Part of a data file:
------------------------------------------------------------------------

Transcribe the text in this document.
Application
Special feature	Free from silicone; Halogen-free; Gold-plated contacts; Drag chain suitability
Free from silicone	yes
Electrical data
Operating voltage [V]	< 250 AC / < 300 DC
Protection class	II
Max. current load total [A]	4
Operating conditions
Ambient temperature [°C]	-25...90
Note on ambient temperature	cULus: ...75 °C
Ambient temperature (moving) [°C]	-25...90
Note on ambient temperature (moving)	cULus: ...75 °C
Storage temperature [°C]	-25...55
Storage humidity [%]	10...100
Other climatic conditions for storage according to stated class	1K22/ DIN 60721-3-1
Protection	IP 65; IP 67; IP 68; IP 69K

------------------------------------------------------------------------

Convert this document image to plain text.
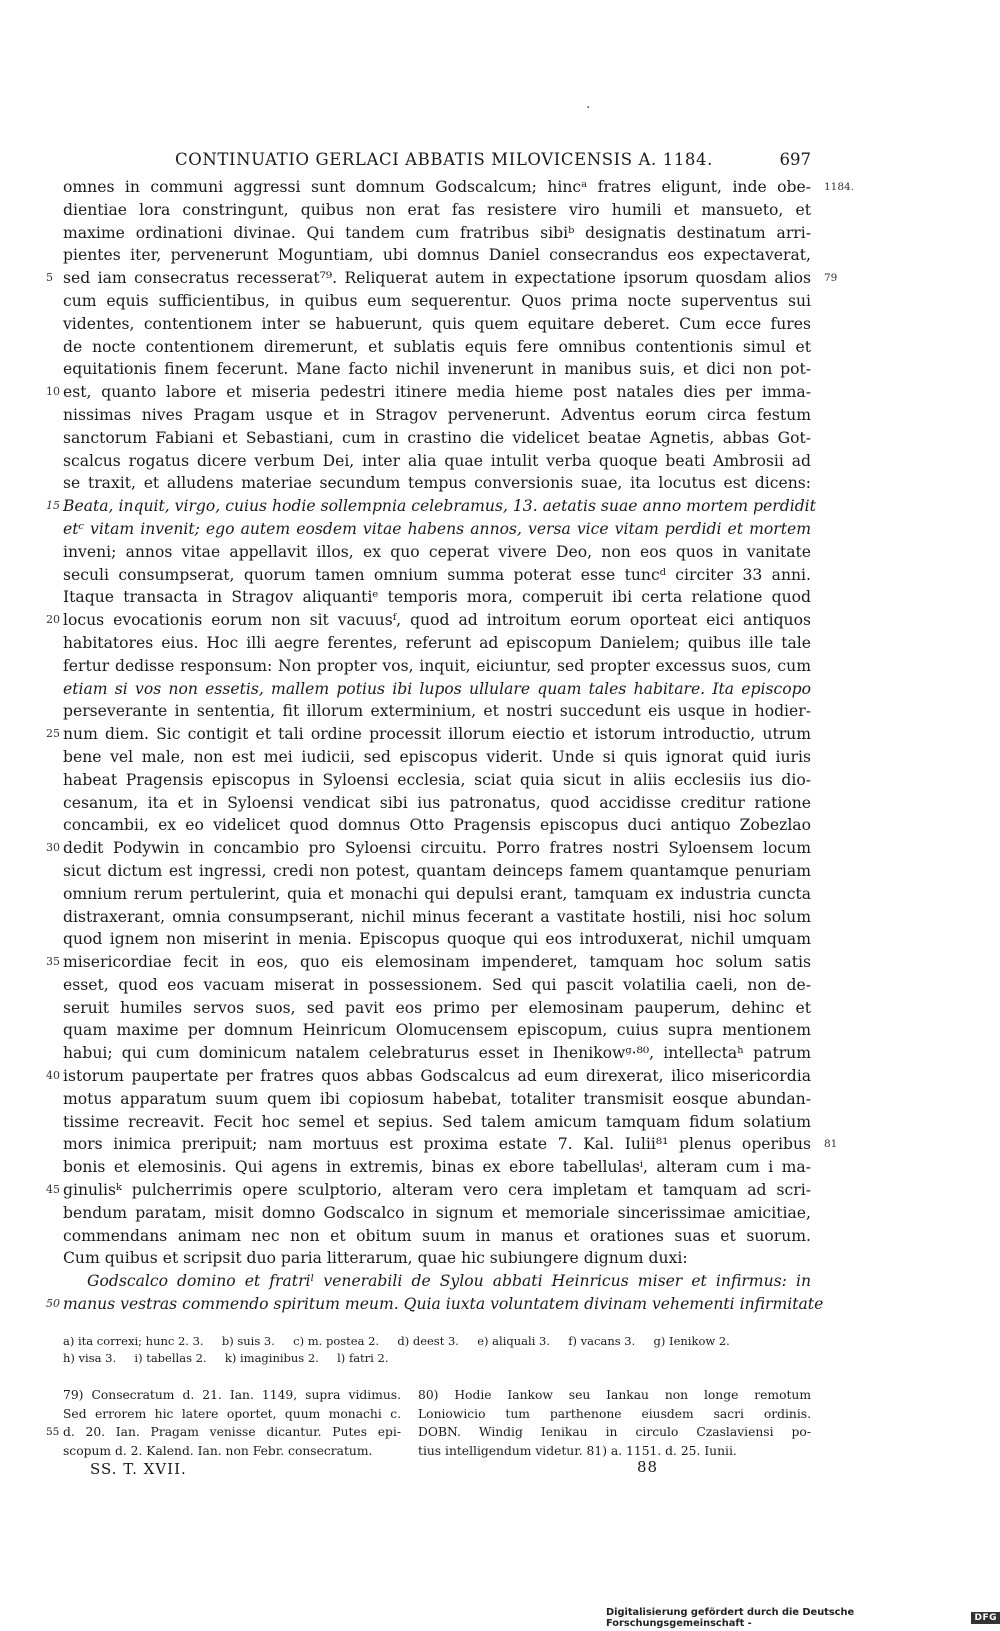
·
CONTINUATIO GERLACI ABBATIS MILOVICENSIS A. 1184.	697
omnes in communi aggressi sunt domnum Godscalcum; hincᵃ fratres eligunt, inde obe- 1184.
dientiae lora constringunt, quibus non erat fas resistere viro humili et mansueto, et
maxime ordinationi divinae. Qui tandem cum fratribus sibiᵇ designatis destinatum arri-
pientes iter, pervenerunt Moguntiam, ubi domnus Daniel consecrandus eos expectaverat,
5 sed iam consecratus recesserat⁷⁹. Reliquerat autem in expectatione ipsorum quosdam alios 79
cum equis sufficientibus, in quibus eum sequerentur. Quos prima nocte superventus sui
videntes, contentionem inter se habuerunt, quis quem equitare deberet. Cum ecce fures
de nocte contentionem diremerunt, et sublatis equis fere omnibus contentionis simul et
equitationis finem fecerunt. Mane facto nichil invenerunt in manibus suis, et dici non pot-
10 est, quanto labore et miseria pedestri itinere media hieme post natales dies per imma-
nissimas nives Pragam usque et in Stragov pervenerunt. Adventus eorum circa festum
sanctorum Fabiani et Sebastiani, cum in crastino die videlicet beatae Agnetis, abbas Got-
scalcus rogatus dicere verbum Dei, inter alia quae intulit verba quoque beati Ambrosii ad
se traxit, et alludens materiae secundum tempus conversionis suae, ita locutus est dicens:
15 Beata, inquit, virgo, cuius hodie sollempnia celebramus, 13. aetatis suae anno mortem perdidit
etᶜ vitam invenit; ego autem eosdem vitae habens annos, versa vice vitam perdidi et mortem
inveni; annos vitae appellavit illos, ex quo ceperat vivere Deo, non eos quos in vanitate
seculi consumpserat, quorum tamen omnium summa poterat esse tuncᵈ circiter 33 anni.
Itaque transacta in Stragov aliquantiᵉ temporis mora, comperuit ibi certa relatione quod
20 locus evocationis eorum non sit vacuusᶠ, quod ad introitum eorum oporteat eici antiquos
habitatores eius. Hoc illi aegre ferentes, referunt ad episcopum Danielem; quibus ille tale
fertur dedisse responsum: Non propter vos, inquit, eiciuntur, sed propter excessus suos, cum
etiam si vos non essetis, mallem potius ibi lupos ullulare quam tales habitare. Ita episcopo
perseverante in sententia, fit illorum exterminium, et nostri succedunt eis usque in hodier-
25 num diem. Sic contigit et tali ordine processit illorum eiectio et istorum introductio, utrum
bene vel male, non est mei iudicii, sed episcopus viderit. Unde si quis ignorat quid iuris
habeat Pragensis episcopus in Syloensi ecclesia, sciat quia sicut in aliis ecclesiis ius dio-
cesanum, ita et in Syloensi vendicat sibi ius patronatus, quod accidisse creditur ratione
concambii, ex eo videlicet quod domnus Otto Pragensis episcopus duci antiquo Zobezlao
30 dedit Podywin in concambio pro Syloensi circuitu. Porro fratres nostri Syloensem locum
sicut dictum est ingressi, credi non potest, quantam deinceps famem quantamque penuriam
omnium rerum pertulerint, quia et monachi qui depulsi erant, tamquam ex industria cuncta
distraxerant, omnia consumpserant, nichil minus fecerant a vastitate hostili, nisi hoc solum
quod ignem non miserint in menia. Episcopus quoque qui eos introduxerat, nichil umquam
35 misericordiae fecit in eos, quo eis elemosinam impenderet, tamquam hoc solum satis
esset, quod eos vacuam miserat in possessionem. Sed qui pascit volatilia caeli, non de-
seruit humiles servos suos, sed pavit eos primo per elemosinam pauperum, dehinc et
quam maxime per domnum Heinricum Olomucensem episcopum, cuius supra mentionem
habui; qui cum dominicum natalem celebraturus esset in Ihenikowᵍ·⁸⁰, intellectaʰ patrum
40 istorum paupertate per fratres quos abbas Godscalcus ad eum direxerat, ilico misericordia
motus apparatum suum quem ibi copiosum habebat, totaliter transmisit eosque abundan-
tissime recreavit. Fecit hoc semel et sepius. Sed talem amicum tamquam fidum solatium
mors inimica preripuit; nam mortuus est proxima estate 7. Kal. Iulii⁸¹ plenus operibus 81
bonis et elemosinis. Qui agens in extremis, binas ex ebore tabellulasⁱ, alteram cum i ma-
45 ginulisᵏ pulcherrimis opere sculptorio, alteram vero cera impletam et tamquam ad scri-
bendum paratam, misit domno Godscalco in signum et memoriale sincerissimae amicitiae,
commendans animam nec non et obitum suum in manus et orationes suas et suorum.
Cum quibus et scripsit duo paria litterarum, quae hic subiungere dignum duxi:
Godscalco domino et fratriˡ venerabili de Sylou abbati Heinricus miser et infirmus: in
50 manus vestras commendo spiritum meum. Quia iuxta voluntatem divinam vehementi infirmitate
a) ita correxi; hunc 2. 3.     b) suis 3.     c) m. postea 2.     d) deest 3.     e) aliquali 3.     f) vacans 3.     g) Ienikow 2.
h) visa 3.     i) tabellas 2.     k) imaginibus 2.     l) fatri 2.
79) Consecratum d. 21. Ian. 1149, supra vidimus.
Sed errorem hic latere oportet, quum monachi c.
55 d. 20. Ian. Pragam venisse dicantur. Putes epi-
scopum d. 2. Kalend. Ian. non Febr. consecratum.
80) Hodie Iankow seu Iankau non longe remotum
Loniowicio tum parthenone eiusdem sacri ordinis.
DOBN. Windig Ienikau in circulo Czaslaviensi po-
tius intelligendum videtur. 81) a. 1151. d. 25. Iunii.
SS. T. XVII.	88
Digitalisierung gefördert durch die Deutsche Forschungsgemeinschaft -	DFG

------------------------------------------------------------------------

DIRECTIVE: Which lines in the records above contain the string "istorum"? Copy each one.

EXERCISE RESPONSE:
25 num diem. Sic contigit et tali ordine processit illorum eiectio et istorum introductio, utrum
40 istorum paupertate per fratres quos abbas Godscalcus ad eum direxerat, ilico misericordia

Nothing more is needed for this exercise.